▶ [MATERIAL TO PROCESS]

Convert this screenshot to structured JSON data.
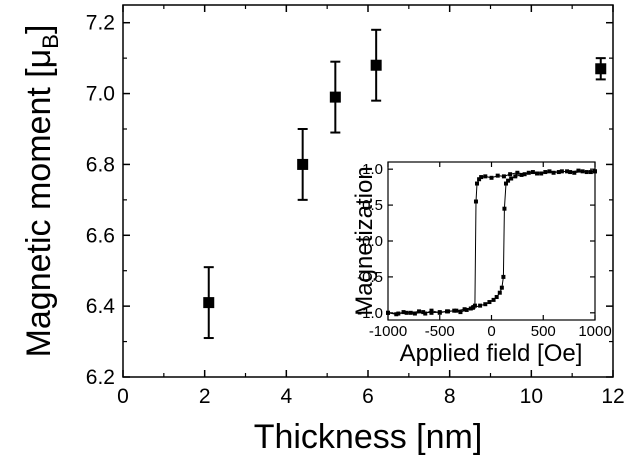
{
  "chart_data": [
    {
      "type": "scatter",
      "xlabel": "Thickness [nm]",
      "ylabel": "Magnetic moment [μB]",
      "ylabel_main": "Magnetic moment [",
      "ylabel_symbol": "μ",
      "ylabel_sub": "B",
      "ylabel_close": "]",
      "xlim": [
        0,
        12
      ],
      "ylim": [
        6.2,
        7.25
      ],
      "xticks": [
        "0",
        "2",
        "4",
        "6",
        "8",
        "10",
        "12"
      ],
      "yticks": [
        "6.2",
        "6.4",
        "6.6",
        "6.8",
        "7.0",
        "7.2"
      ],
      "marker": "square",
      "error_bars": true,
      "points": [
        {
          "x": 2.1,
          "y": 6.41,
          "err": 0.1
        },
        {
          "x": 4.4,
          "y": 6.8,
          "err": 0.1
        },
        {
          "x": 5.2,
          "y": 6.99,
          "err": 0.1
        },
        {
          "x": 6.2,
          "y": 7.08,
          "err": 0.1
        },
        {
          "x": 11.7,
          "y": 7.07,
          "err": 0.03
        }
      ]
    },
    {
      "type": "line",
      "role": "inset",
      "xlabel": "Applied field [Oe]",
      "ylabel": "Magnetization",
      "xlim": [
        -1000,
        1000
      ],
      "ylim": [
        -1.1,
        1.1
      ],
      "xticks": [
        "-1000",
        "-500",
        "0",
        "500",
        "1000"
      ],
      "yticks": [
        "-1.0",
        "-0.5",
        "0.0",
        "0.5",
        "1.0"
      ],
      "marker": "square",
      "series": [
        {
          "points": [
            [
              -1000,
              -1.0
            ],
            [
              -920,
              -1.02
            ],
            [
              -850,
              -0.99
            ],
            [
              -780,
              -1.0
            ],
            [
              -700,
              -0.98
            ],
            [
              -640,
              -1.01
            ],
            [
              -580,
              -0.97
            ],
            [
              -500,
              -1.0
            ],
            [
              -430,
              -0.98
            ],
            [
              -360,
              -0.97
            ],
            [
              -300,
              -0.99
            ],
            [
              -240,
              -0.96
            ],
            [
              -200,
              -0.94
            ],
            [
              -175,
              -0.92
            ],
            [
              -160,
              -0.9
            ],
            [
              -150,
              0.55
            ],
            [
              -140,
              0.8
            ],
            [
              -120,
              0.86
            ],
            [
              -100,
              0.89
            ],
            [
              -60,
              0.9
            ],
            [
              0,
              0.88
            ],
            [
              60,
              0.91
            ],
            [
              120,
              0.9
            ],
            [
              180,
              0.93
            ],
            [
              250,
              0.95
            ],
            [
              320,
              0.93
            ],
            [
              400,
              0.96
            ],
            [
              480,
              0.94
            ],
            [
              560,
              0.97
            ],
            [
              650,
              0.96
            ],
            [
              730,
              0.97
            ],
            [
              800,
              0.95
            ],
            [
              880,
              0.97
            ],
            [
              960,
              0.96
            ],
            [
              1000,
              0.97
            ]
          ]
        },
        {
          "points": [
            [
              1000,
              0.97
            ],
            [
              920,
              0.96
            ],
            [
              840,
              0.98
            ],
            [
              760,
              0.96
            ],
            [
              680,
              0.97
            ],
            [
              600,
              0.95
            ],
            [
              520,
              0.96
            ],
            [
              440,
              0.94
            ],
            [
              360,
              0.95
            ],
            [
              290,
              0.92
            ],
            [
              230,
              0.9
            ],
            [
              190,
              0.87
            ],
            [
              160,
              0.84
            ],
            [
              140,
              0.8
            ],
            [
              125,
              0.45
            ],
            [
              115,
              -0.5
            ],
            [
              100,
              -0.65
            ],
            [
              80,
              -0.72
            ],
            [
              50,
              -0.78
            ],
            [
              20,
              -0.82
            ],
            [
              -20,
              -0.85
            ],
            [
              -60,
              -0.88
            ],
            [
              -110,
              -0.9
            ],
            [
              -180,
              -0.93
            ],
            [
              -260,
              -0.95
            ],
            [
              -340,
              -0.97
            ],
            [
              -420,
              -0.98
            ],
            [
              -500,
              -0.99
            ],
            [
              -580,
              -1.0
            ],
            [
              -660,
              -0.99
            ],
            [
              -740,
              -1.01
            ],
            [
              -820,
              -1.0
            ],
            [
              -900,
              -1.01
            ],
            [
              -1000,
              -1.0
            ]
          ]
        }
      ]
    }
  ]
}
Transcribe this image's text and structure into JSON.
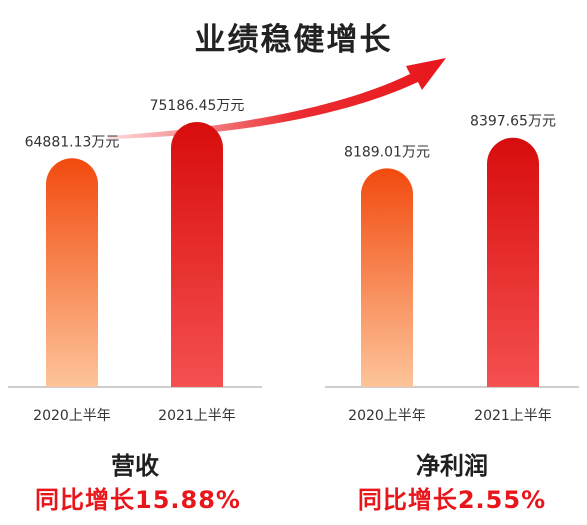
{
  "header": {
    "title": "业绩稳健增长"
  },
  "chart_data": [
    {
      "type": "bar",
      "title": "营收",
      "categories": [
        "2020上半年",
        "2021上半年"
      ],
      "values": [
        64881.13,
        75186.45
      ],
      "value_labels": [
        "64881.13万元",
        "75186.45万元"
      ],
      "growth_text": "同比增长15.88%",
      "xlabel": "",
      "ylabel": "",
      "ylim": [
        0,
        80000
      ]
    },
    {
      "type": "bar",
      "title": "净利润",
      "categories": [
        "2020上半年",
        "2021上半年"
      ],
      "values": [
        8189.01,
        8397.65
      ],
      "value_labels": [
        "8189.01万元",
        "8397.65万元"
      ],
      "growth_text": "同比增长2.55%",
      "xlabel": "",
      "ylabel": "",
      "ylim": [
        6700,
        8600
      ]
    }
  ],
  "colors": {
    "bar_2020_top": "#f24a0e",
    "bar_2020_bottom": "#fdc49a",
    "bar_2021_top": "#d80c0c",
    "bar_2021_bottom": "#f55050",
    "accent_red": "#e8161b",
    "axis": "#bdbdbd"
  },
  "icons": {
    "trend": "growth-arrow-icon"
  }
}
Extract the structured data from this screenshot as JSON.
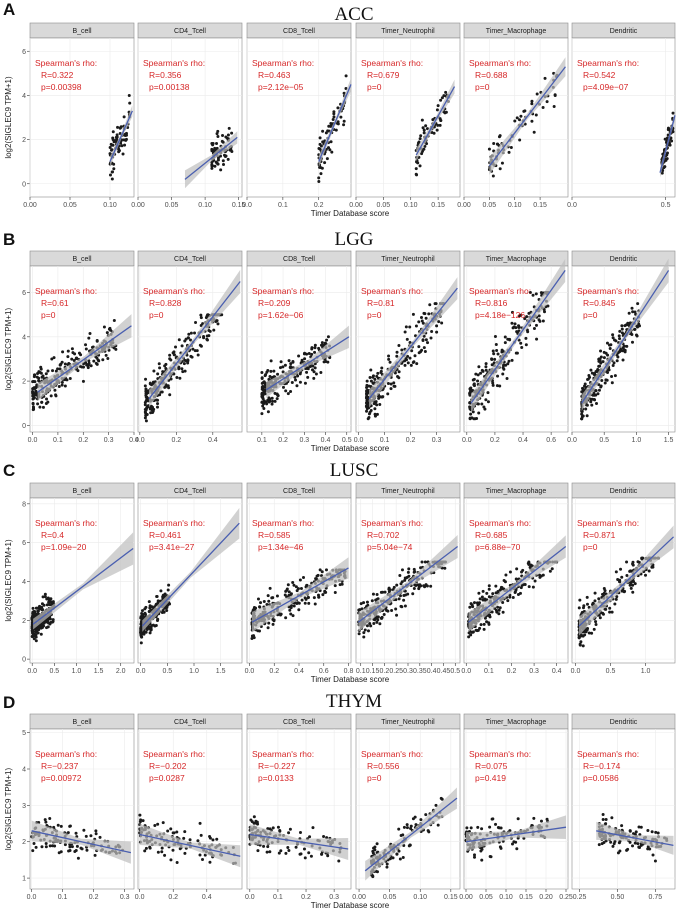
{
  "figure": {
    "xlabel": "Timer Database score",
    "ylabel": "log2(SIGLEC9 TPM+1)",
    "stat_header": "Spearman's rho:",
    "colors": {
      "points": "#1a1a1a",
      "fit_line": "#4a5fb0",
      "ci_band": "#bdbdbd",
      "stats": "#d62728",
      "strip": "#d9d9d9",
      "panel_bg": "#ffffff",
      "grid": "#ebebeb"
    }
  },
  "chart_data": [
    {
      "type": "scatter",
      "letter": "A",
      "title": "ACC",
      "ylim": [
        -0.6,
        6.6
      ],
      "yticks": [
        0,
        2,
        4,
        6
      ],
      "ytick_labels": [
        "0",
        "2",
        "4",
        "6"
      ],
      "facets": [
        {
          "name": "B_cell",
          "xlim": [
            0,
            0.13
          ],
          "xticks": [
            0,
            0.05,
            0.1
          ],
          "xtick_labels": [
            "0.00",
            "0.05",
            "0.10"
          ],
          "R": "R=0.322",
          "p": "p=0.00398",
          "fit": [
            [
              0.1,
              1.0
            ],
            [
              0.128,
              3.3
            ]
          ],
          "cloud": {
            "x": [
              0.1,
              0.125
            ],
            "y": [
              0.1,
              5.0
            ],
            "n": 75
          }
        },
        {
          "name": "CD4_Tcell",
          "xlim": [
            0,
            0.155
          ],
          "xticks": [
            0,
            0.05,
            0.1,
            0.15
          ],
          "xtick_labels": [
            "0.00",
            "0.05",
            "0.10",
            "0.15"
          ],
          "R": "R=0.356",
          "p": "p=0.00138",
          "fit": [
            [
              0.07,
              0.2
            ],
            [
              0.148,
              2.1
            ]
          ],
          "cloud": {
            "x": [
              0.11,
              0.14
            ],
            "y": [
              0.1,
              4.7
            ],
            "n": 75
          }
        },
        {
          "name": "CD8_Tcell",
          "xlim": [
            0,
            0.29
          ],
          "xticks": [
            0,
            0.1,
            0.2
          ],
          "xtick_labels": [
            "0.0",
            "0.1",
            "0.2"
          ],
          "R": "R=0.463",
          "p": "p=2.12e−05",
          "fit": [
            [
              0.2,
              1.0
            ],
            [
              0.29,
              4.5
            ]
          ],
          "cloud": {
            "x": [
              0.2,
              0.28
            ],
            "y": [
              0.1,
              5.0
            ],
            "n": 75
          }
        },
        {
          "name": "Timer_Neutrophil",
          "xlim": [
            0,
            0.19
          ],
          "xticks": [
            0,
            0.05,
            0.1,
            0.15
          ],
          "xtick_labels": [
            "0.00",
            "0.05",
            "0.10",
            "0.15"
          ],
          "R": "R=0.679",
          "p": "p=0",
          "fit": [
            [
              0.11,
              1.3
            ],
            [
              0.18,
              4.4
            ]
          ],
          "cloud": {
            "x": [
              0.11,
              0.17
            ],
            "y": [
              0.1,
              4.6
            ],
            "n": 75
          }
        },
        {
          "name": "Timer_Macrophage",
          "xlim": [
            0,
            0.205
          ],
          "xticks": [
            0,
            0.05,
            0.1,
            0.15
          ],
          "xtick_labels": [
            "0.00",
            "0.05",
            "0.10",
            "0.15"
          ],
          "R": "R=0.688",
          "p": "p=0",
          "fit": [
            [
              0.05,
              0.8
            ],
            [
              0.2,
              5.3
            ]
          ],
          "cloud": {
            "x": [
              0.05,
              0.19
            ],
            "y": [
              0.1,
              5.0
            ],
            "n": 75
          }
        },
        {
          "name": "Dendritic",
          "xlim": [
            0,
            0.55
          ],
          "xticks": [
            0,
            0.5
          ],
          "xtick_labels": [
            "0.0",
            "0.5"
          ],
          "R": "R=0.542",
          "p": "p=4.09e−07",
          "fit": [
            [
              0.47,
              0.5
            ],
            [
              0.55,
              3.1
            ]
          ],
          "cloud": {
            "x": [
              0.48,
              0.54
            ],
            "y": [
              0.1,
              3.2
            ],
            "n": 75
          }
        }
      ]
    },
    {
      "type": "scatter",
      "letter": "B",
      "title": "LGG",
      "ylim": [
        -0.3,
        7.2
      ],
      "yticks": [
        0,
        2,
        4,
        6
      ],
      "ytick_labels": [
        "0",
        "2",
        "4",
        "6"
      ],
      "facets": [
        {
          "name": "B_cell",
          "xlim": [
            -0.01,
            0.4
          ],
          "xticks": [
            0,
            0.1,
            0.2,
            0.3,
            0.4
          ],
          "xtick_labels": [
            "0.0",
            "0.1",
            "0.2",
            "0.3",
            "0.4"
          ],
          "R": "R=0.61",
          "p": "p=0",
          "fit": [
            [
              0.02,
              1.5
            ],
            [
              0.39,
              4.5
            ]
          ],
          "cloud": {
            "x": [
              0.0,
              0.33
            ],
            "y": [
              0.2,
              4.8
            ],
            "n": 250
          }
        },
        {
          "name": "CD4_Tcell",
          "xlim": [
            -0.01,
            0.56
          ],
          "xticks": [
            0,
            0.2,
            0.4
          ],
          "xtick_labels": [
            "0.0",
            "0.2",
            "0.4"
          ],
          "R": "R=0.828",
          "p": "p=0",
          "fit": [
            [
              0.05,
              1.2
            ],
            [
              0.55,
              6.5
            ]
          ],
          "cloud": {
            "x": [
              0.03,
              0.45
            ],
            "y": [
              0.2,
              5.0
            ],
            "n": 250
          }
        },
        {
          "name": "CD8_Tcell",
          "xlim": [
            0.03,
            0.52
          ],
          "xticks": [
            0.1,
            0.2,
            0.3,
            0.4,
            0.5
          ],
          "xtick_labels": [
            "0.1",
            "0.2",
            "0.3",
            "0.4",
            "0.5"
          ],
          "R": "R=0.209",
          "p": "p=1.62e−06",
          "fit": [
            [
              0.12,
              1.6
            ],
            [
              0.51,
              4.0
            ]
          ],
          "cloud": {
            "x": [
              0.1,
              0.42
            ],
            "y": [
              0.2,
              4.6
            ],
            "n": 250
          }
        },
        {
          "name": "Timer_Neutrophil",
          "xlim": [
            -0.01,
            0.39
          ],
          "xticks": [
            0,
            0.1,
            0.2,
            0.3
          ],
          "xtick_labels": [
            "0.0",
            "0.1",
            "0.2",
            "0.3"
          ],
          "R": "R=0.81",
          "p": "p=0",
          "fit": [
            [
              0.04,
              1.2
            ],
            [
              0.38,
              6.2
            ]
          ],
          "cloud": {
            "x": [
              0.03,
              0.33
            ],
            "y": [
              0.3,
              5.5
            ],
            "n": 250
          }
        },
        {
          "name": "Timer_Macrophage",
          "xlim": [
            -0.02,
            0.72
          ],
          "xticks": [
            0,
            0.2,
            0.4,
            0.6
          ],
          "xtick_labels": [
            "0.0",
            "0.2",
            "0.4",
            "0.6"
          ],
          "R": "R=0.816",
          "p": "p=4.18e−126",
          "fit": [
            [
              0.03,
              1.0
            ],
            [
              0.7,
              7.0
            ]
          ],
          "cloud": {
            "x": [
              0.02,
              0.58
            ],
            "y": [
              0.3,
              6.0
            ],
            "n": 250
          }
        },
        {
          "name": "Dendritic",
          "xlim": [
            0.0,
            1.6
          ],
          "xticks": [
            0,
            0.5,
            1.0,
            1.5
          ],
          "xtick_labels": [
            "0.0",
            "0.5",
            "1.0",
            "1.5"
          ],
          "R": "R=0.845",
          "p": "p=0",
          "fit": [
            [
              0.15,
              1.0
            ],
            [
              1.5,
              7.0
            ]
          ],
          "cloud": {
            "x": [
              0.15,
              1.05
            ],
            "y": [
              0.3,
              5.5
            ],
            "n": 250
          }
        }
      ]
    },
    {
      "type": "scatter",
      "letter": "C",
      "title": "LUSC",
      "ylim": [
        -0.2,
        8.3
      ],
      "yticks": [
        0,
        2,
        4,
        6,
        8
      ],
      "ytick_labels": [
        "0",
        "2",
        "4",
        "6",
        "8"
      ],
      "facets": [
        {
          "name": "B_cell",
          "xlim": [
            -0.05,
            2.3
          ],
          "xticks": [
            0,
            0.5,
            1.0,
            1.5,
            2.0
          ],
          "xtick_labels": [
            "0.0",
            "0.5",
            "1.0",
            "1.5",
            "2.0"
          ],
          "R": "R=0.4",
          "p": "p=1.09e−20",
          "fit": [
            [
              0.02,
              1.8
            ],
            [
              2.28,
              5.7
            ]
          ],
          "cloud": {
            "x": [
              0.0,
              0.5
            ],
            "y": [
              0.1,
              4.2
            ],
            "n": 250
          }
        },
        {
          "name": "CD4_Tcell",
          "xlim": [
            -0.05,
            1.9
          ],
          "xticks": [
            0,
            0.5,
            1.0,
            1.5
          ],
          "xtick_labels": [
            "0.0",
            "0.5",
            "1.0",
            "1.5"
          ],
          "R": "R=0.461",
          "p": "p=3.41e−27",
          "fit": [
            [
              0.03,
              1.7
            ],
            [
              1.85,
              7.0
            ]
          ],
          "cloud": {
            "x": [
              0.0,
              0.55
            ],
            "y": [
              0.1,
              4.0
            ],
            "n": 250
          }
        },
        {
          "name": "CD8_Tcell",
          "xlim": [
            -0.02,
            0.82
          ],
          "xticks": [
            0,
            0.2,
            0.4,
            0.6,
            0.8
          ],
          "xtick_labels": [
            "0.0",
            "0.2",
            "0.4",
            "0.6",
            "0.8"
          ],
          "R": "R=0.585",
          "p": "p=1.34e−46",
          "fit": [
            [
              0.02,
              1.9
            ],
            [
              0.8,
              4.7
            ]
          ],
          "cloud": {
            "x": [
              0.02,
              0.78
            ],
            "y": [
              0.1,
              4.6
            ],
            "n": 250
          }
        },
        {
          "name": "Timer_Neutrophil",
          "xlim": [
            0.08,
            0.52
          ],
          "xticks": [
            0.1,
            0.15,
            0.2,
            0.25,
            0.3,
            0.35,
            0.4,
            0.45,
            0.5
          ],
          "xtick_labels": [
            "0.1",
            "0.15",
            "0.2",
            "0.25",
            "0.3",
            "0.35",
            "0.4",
            "0.45",
            "0.5"
          ],
          "R": "R=0.702",
          "p": "p=5.04e−74",
          "fit": [
            [
              0.09,
              1.9
            ],
            [
              0.51,
              5.8
            ]
          ],
          "cloud": {
            "x": [
              0.09,
              0.46
            ],
            "y": [
              0.3,
              5.0
            ],
            "n": 250
          }
        },
        {
          "name": "Timer_Macrophage",
          "xlim": [
            -0.01,
            0.45
          ],
          "xticks": [
            0,
            0.1,
            0.2,
            0.3,
            0.4
          ],
          "xtick_labels": [
            "0.0",
            "0.1",
            "0.2",
            "0.3",
            "0.4"
          ],
          "R": "R=0.685",
          "p": "p=6.88e−70",
          "fit": [
            [
              0.01,
              1.9
            ],
            [
              0.44,
              5.8
            ]
          ],
          "cloud": {
            "x": [
              0.01,
              0.4
            ],
            "y": [
              0.2,
              5.0
            ],
            "n": 250
          }
        },
        {
          "name": "Dendritic",
          "xlim": [
            -0.05,
            1.42
          ],
          "xticks": [
            0,
            0.5,
            1.0
          ],
          "xtick_labels": [
            "0.0",
            "0.5",
            "1.0"
          ],
          "R": "R=0.871",
          "p": "p=0",
          "fit": [
            [
              0.05,
              1.7
            ],
            [
              1.4,
              6.3
            ]
          ],
          "cloud": {
            "x": [
              0.05,
              1.2
            ],
            "y": [
              0.3,
              5.2
            ],
            "n": 250
          }
        }
      ]
    },
    {
      "type": "scatter",
      "letter": "D",
      "title": "THYM",
      "ylim": [
        0.7,
        5.1
      ],
      "yticks": [
        1,
        2,
        3,
        4,
        5
      ],
      "ytick_labels": [
        "1",
        "2",
        "3",
        "4",
        "5"
      ],
      "facets": [
        {
          "name": "B_cell",
          "xlim": [
            -0.005,
            0.33
          ],
          "xticks": [
            0,
            0.1,
            0.2,
            0.3
          ],
          "xtick_labels": [
            "0.0",
            "0.1",
            "0.2",
            "0.3"
          ],
          "R": "R=−0.237",
          "p": "p=0.00972",
          "fit": [
            [
              0.0,
              2.3
            ],
            [
              0.32,
              1.7
            ]
          ],
          "cloud": {
            "x": [
              0.0,
              0.3
            ],
            "y": [
              0.9,
              3.3
            ],
            "n": 120
          }
        },
        {
          "name": "CD4_Tcell",
          "xlim": [
            -0.01,
            0.61
          ],
          "xticks": [
            0,
            0.2,
            0.4
          ],
          "xtick_labels": [
            "0.0",
            "0.2",
            "0.4"
          ],
          "R": "R=−0.202",
          "p": "p=0.0287",
          "fit": [
            [
              0.0,
              2.2
            ],
            [
              0.6,
              1.6
            ]
          ],
          "cloud": {
            "x": [
              0.0,
              0.58
            ],
            "y": [
              0.9,
              3.3
            ],
            "n": 120
          }
        },
        {
          "name": "CD8_Tcell",
          "xlim": [
            -0.01,
            0.36
          ],
          "xticks": [
            0,
            0.1,
            0.2,
            0.3
          ],
          "xtick_labels": [
            "0.0",
            "0.1",
            "0.2",
            "0.3"
          ],
          "R": "R=−0.227",
          "p": "p=0.0133",
          "fit": [
            [
              0.0,
              2.2
            ],
            [
              0.35,
              1.8
            ]
          ],
          "cloud": {
            "x": [
              0.0,
              0.33
            ],
            "y": [
              0.9,
              3.3
            ],
            "n": 120
          }
        },
        {
          "name": "Timer_Neutrophil",
          "xlim": [
            -0.005,
            0.165
          ],
          "xticks": [
            0,
            0.05,
            0.1,
            0.15
          ],
          "xtick_labels": [
            "0.00",
            "0.05",
            "0.10",
            "0.15"
          ],
          "R": "R=0.556",
          "p": "p=0",
          "fit": [
            [
              0.01,
              1.2
            ],
            [
              0.16,
              3.2
            ]
          ],
          "cloud": {
            "x": [
              0.02,
              0.14
            ],
            "y": [
              0.9,
              3.4
            ],
            "n": 120
          }
        },
        {
          "name": "Timer_Macrophage",
          "xlim": [
            -0.005,
            0.255
          ],
          "xticks": [
            0,
            0.05,
            0.1,
            0.15,
            0.2,
            0.25
          ],
          "xtick_labels": [
            "0.00",
            "0.05",
            "0.10",
            "0.15",
            "0.20",
            "0.25"
          ],
          "R": "R=0.075",
          "p": "p=0.419",
          "fit": [
            [
              0.0,
              2.0
            ],
            [
              0.25,
              2.4
            ]
          ],
          "cloud": {
            "x": [
              0.0,
              0.21
            ],
            "y": [
              0.9,
              3.4
            ],
            "n": 120
          }
        },
        {
          "name": "Dendritic",
          "xlim": [
            0.2,
            0.88
          ],
          "xticks": [
            0.25,
            0.5,
            0.75
          ],
          "xtick_labels": [
            "0.25",
            "0.50",
            "0.75"
          ],
          "R": "R=−0.174",
          "p": "p=0.0586",
          "fit": [
            [
              0.36,
              2.3
            ],
            [
              0.87,
              1.9
            ]
          ],
          "cloud": {
            "x": [
              0.38,
              0.83
            ],
            "y": [
              0.9,
              3.3
            ],
            "n": 120
          }
        }
      ]
    }
  ]
}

▶ [THE TASK] Return each line among the entries that holds the word "xlabel".

▶ [TASK RESPONSE]
      "xlabel": "Thickness [nm]",
      "xlabel": "Applied field [Oe]",
      "xlabel": "",
      "xlabel": "",
    "xlabel": "Timer Database score",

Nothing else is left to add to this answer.